» **The request**
Copy each line containing the word "title" from the records that follow, please.

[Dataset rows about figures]
-----

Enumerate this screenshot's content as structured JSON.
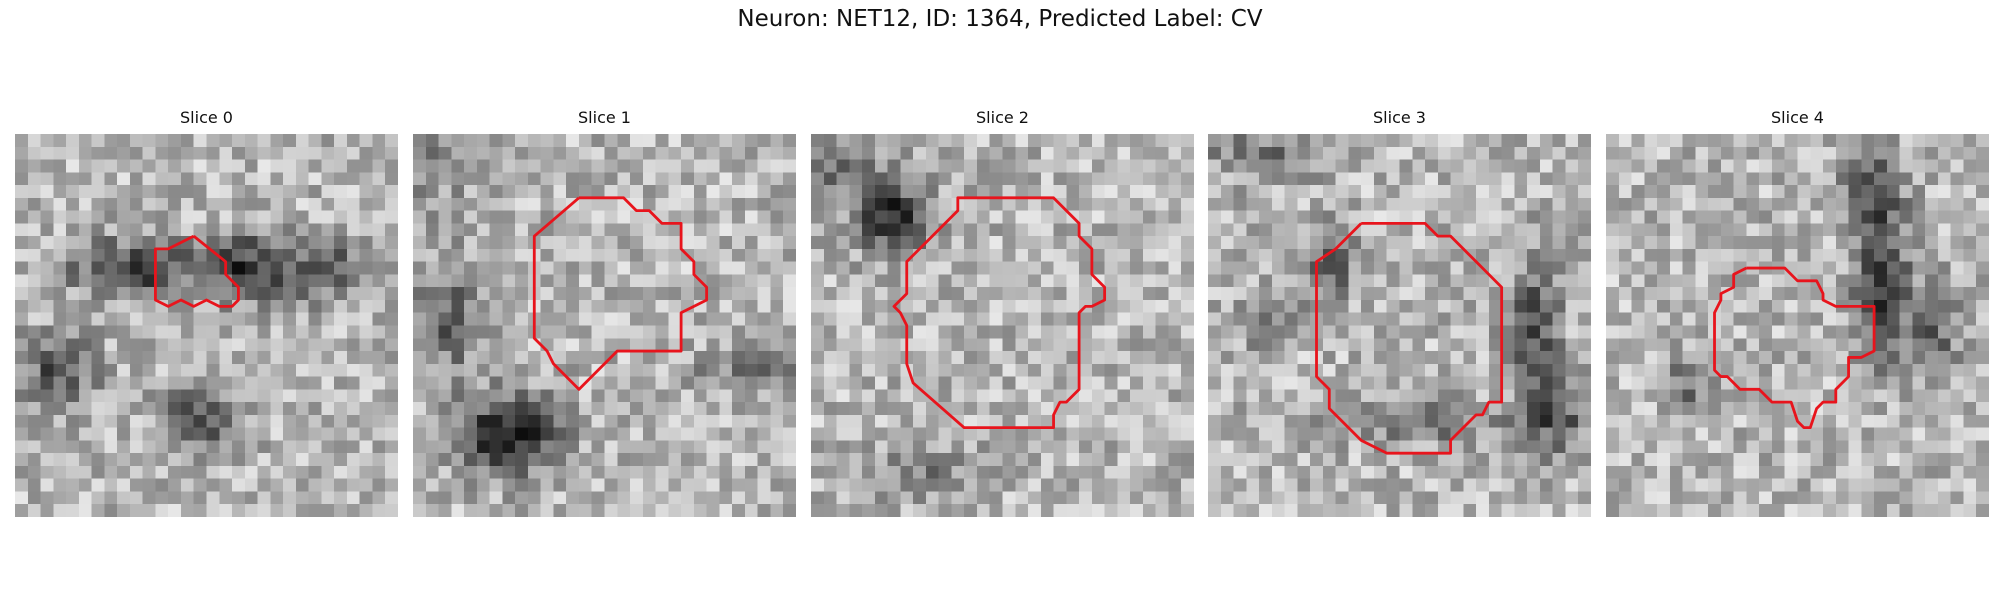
{
  "figure": {
    "title": "Neuron: NET12, ID: 1364, Predicted Label: CV"
  },
  "colors": {
    "contour": "#e8141c",
    "background": "#ffffff"
  },
  "image": {
    "grid_size": 30,
    "colormap": "grayscale"
  },
  "slices": [
    {
      "title": "Slice 0",
      "contour": [
        [
          14,
          8
        ],
        [
          12,
          9
        ],
        [
          11,
          9
        ],
        [
          11,
          13
        ],
        [
          12,
          13.5
        ],
        [
          13,
          13
        ],
        [
          14,
          13.5
        ],
        [
          15,
          13
        ],
        [
          16,
          13.5
        ],
        [
          17,
          13.5
        ],
        [
          17.5,
          13
        ],
        [
          17.5,
          12
        ],
        [
          16.5,
          11
        ],
        [
          16.5,
          10
        ],
        [
          14,
          8
        ]
      ]
    },
    {
      "title": "Slice 1",
      "contour": [
        [
          13,
          5
        ],
        [
          16.5,
          5
        ],
        [
          17.5,
          6
        ],
        [
          18.5,
          6
        ],
        [
          19.5,
          7
        ],
        [
          21,
          7
        ],
        [
          21,
          9
        ],
        [
          22,
          10
        ],
        [
          22,
          11
        ],
        [
          23,
          12
        ],
        [
          23,
          13
        ],
        [
          22,
          13.5
        ],
        [
          21,
          14
        ],
        [
          21,
          17
        ],
        [
          16,
          17
        ],
        [
          13,
          20
        ],
        [
          11,
          18
        ],
        [
          10.5,
          17
        ],
        [
          9.5,
          16
        ],
        [
          9.5,
          8
        ],
        [
          13,
          5
        ]
      ]
    },
    {
      "title": "Slice 2",
      "contour": [
        [
          12,
          5
        ],
        [
          19,
          5
        ],
        [
          21,
          7
        ],
        [
          21,
          8
        ],
        [
          22,
          9
        ],
        [
          22,
          11
        ],
        [
          23,
          12
        ],
        [
          23,
          13
        ],
        [
          22,
          13.5
        ],
        [
          21.5,
          13.5
        ],
        [
          21,
          14
        ],
        [
          21,
          20
        ],
        [
          20,
          21
        ],
        [
          19.5,
          21
        ],
        [
          19,
          22
        ],
        [
          19,
          23
        ],
        [
          12,
          23
        ],
        [
          8,
          19.5
        ],
        [
          7.5,
          18
        ],
        [
          7.5,
          15
        ],
        [
          7,
          14
        ],
        [
          6.5,
          13.5
        ],
        [
          7.5,
          12.5
        ],
        [
          7.5,
          10
        ],
        [
          11.5,
          6
        ],
        [
          11.5,
          5
        ],
        [
          12,
          5
        ]
      ]
    },
    {
      "title": "Slice 3",
      "contour": [
        [
          12,
          7
        ],
        [
          17,
          7
        ],
        [
          18,
          8
        ],
        [
          19,
          8
        ],
        [
          20,
          9
        ],
        [
          21,
          10
        ],
        [
          22,
          11
        ],
        [
          23,
          12
        ],
        [
          23,
          21
        ],
        [
          22,
          21
        ],
        [
          21.5,
          22
        ],
        [
          21,
          22
        ],
        [
          19,
          24
        ],
        [
          19,
          25
        ],
        [
          14,
          25
        ],
        [
          12,
          24
        ],
        [
          11,
          23
        ],
        [
          9.5,
          21.5
        ],
        [
          9.5,
          20
        ],
        [
          8.5,
          19
        ],
        [
          8.5,
          10
        ],
        [
          10,
          9
        ],
        [
          12,
          7
        ]
      ]
    },
    {
      "title": "Slice 4",
      "contour": [
        [
          11,
          10.5
        ],
        [
          14,
          10.5
        ],
        [
          15,
          11.5
        ],
        [
          16.5,
          11.5
        ],
        [
          17,
          12.5
        ],
        [
          17,
          13
        ],
        [
          18,
          13.5
        ],
        [
          21,
          13.5
        ],
        [
          21,
          17
        ],
        [
          20,
          17.5
        ],
        [
          19,
          17.5
        ],
        [
          19,
          19
        ],
        [
          18,
          20
        ],
        [
          18,
          21
        ],
        [
          17,
          21
        ],
        [
          16.5,
          21.5
        ],
        [
          16,
          23
        ],
        [
          15.5,
          23
        ],
        [
          15,
          22.5
        ],
        [
          14.5,
          21
        ],
        [
          13,
          21
        ],
        [
          12,
          20
        ],
        [
          10.5,
          20
        ],
        [
          9.5,
          19
        ],
        [
          9,
          19
        ],
        [
          8.5,
          18.5
        ],
        [
          8.5,
          14
        ],
        [
          9,
          13
        ],
        [
          9,
          12.5
        ],
        [
          10,
          12
        ],
        [
          10,
          11
        ],
        [
          11,
          10.5
        ]
      ]
    }
  ]
}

-----

» **Response to the task**
    "title": "Neuron: NET12, ID: 1364, Predicted Label: CV"
      "title": "Slice 0",
      "title": "Slice 1",
      "title": "Slice 2",
      "title": "Slice 3",
      "title": "Slice 4",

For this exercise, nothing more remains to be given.